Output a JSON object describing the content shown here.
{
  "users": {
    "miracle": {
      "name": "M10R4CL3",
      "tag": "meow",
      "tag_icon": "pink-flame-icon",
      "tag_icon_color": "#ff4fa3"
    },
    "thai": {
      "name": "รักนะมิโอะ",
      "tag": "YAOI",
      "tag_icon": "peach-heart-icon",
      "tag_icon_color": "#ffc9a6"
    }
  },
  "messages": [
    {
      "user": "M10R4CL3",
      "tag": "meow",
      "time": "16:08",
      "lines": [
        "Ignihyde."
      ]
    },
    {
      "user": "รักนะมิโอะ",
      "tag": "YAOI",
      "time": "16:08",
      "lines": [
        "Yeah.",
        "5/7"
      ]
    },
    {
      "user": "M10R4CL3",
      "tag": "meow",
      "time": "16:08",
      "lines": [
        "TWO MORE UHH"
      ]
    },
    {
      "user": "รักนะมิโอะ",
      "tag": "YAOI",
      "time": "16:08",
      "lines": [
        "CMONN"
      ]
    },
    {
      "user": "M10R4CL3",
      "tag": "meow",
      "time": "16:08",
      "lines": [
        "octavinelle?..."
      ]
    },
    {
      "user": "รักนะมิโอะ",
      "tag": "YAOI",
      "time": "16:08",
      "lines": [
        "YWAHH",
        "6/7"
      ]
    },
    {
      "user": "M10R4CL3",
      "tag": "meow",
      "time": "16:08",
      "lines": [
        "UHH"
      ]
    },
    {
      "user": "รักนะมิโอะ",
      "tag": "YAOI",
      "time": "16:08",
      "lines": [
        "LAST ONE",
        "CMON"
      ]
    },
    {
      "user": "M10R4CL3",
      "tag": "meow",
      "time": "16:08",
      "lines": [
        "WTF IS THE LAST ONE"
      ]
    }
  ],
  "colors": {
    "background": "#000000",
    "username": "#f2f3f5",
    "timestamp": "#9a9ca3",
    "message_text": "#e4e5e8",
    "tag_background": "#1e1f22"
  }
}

* * * *

_WHAT YOU NEED TO DO_: The lines above should be duplicated exactly.

_TASK OUTPUT_:
Output a JSON object describing the content shown here.
{
  "users": {
    "miracle": {
      "name": "M10R4CL3",
      "tag": "meow",
      "tag_icon": "pink-flame-icon",
      "tag_icon_color": "#ff4fa3"
    },
    "thai": {
      "name": "รักนะมิโอะ",
      "tag": "YAOI",
      "tag_icon": "peach-heart-icon",
      "tag_icon_color": "#ffc9a6"
    }
  },
  "messages": [
    {
      "user": "M10R4CL3",
      "tag": "meow",
      "time": "16:08",
      "lines": [
        "Ignihyde."
      ]
    },
    {
      "user": "รักนะมิโอะ",
      "tag": "YAOI",
      "time": "16:08",
      "lines": [
        "Yeah.",
        "5/7"
      ]
    },
    {
      "user": "M10R4CL3",
      "tag": "meow",
      "time": "16:08",
      "lines": [
        "TWO MORE UHH"
      ]
    },
    {
      "user": "รักนะมิโอะ",
      "tag": "YAOI",
      "time": "16:08",
      "lines": [
        "CMONN"
      ]
    },
    {
      "user": "M10R4CL3",
      "tag": "meow",
      "time": "16:08",
      "lines": [
        "octavinelle?..."
      ]
    },
    {
      "user": "รักนะมิโอะ",
      "tag": "YAOI",
      "time": "16:08",
      "lines": [
        "YWAHH",
        "6/7"
      ]
    },
    {
      "user": "M10R4CL3",
      "tag": "meow",
      "time": "16:08",
      "lines": [
        "UHH"
      ]
    },
    {
      "user": "รักนะมิโอะ",
      "tag": "YAOI",
      "time": "16:08",
      "lines": [
        "LAST ONE",
        "CMON"
      ]
    },
    {
      "user": "M10R4CL3",
      "tag": "meow",
      "time": "16:08",
      "lines": [
        "WTF IS THE LAST ONE"
      ]
    }
  ],
  "colors": {
    "background": "#000000",
    "username": "#f2f3f5",
    "timestamp": "#9a9ca3",
    "message_text": "#e4e5e8",
    "tag_background": "#1e1f22"
  }
}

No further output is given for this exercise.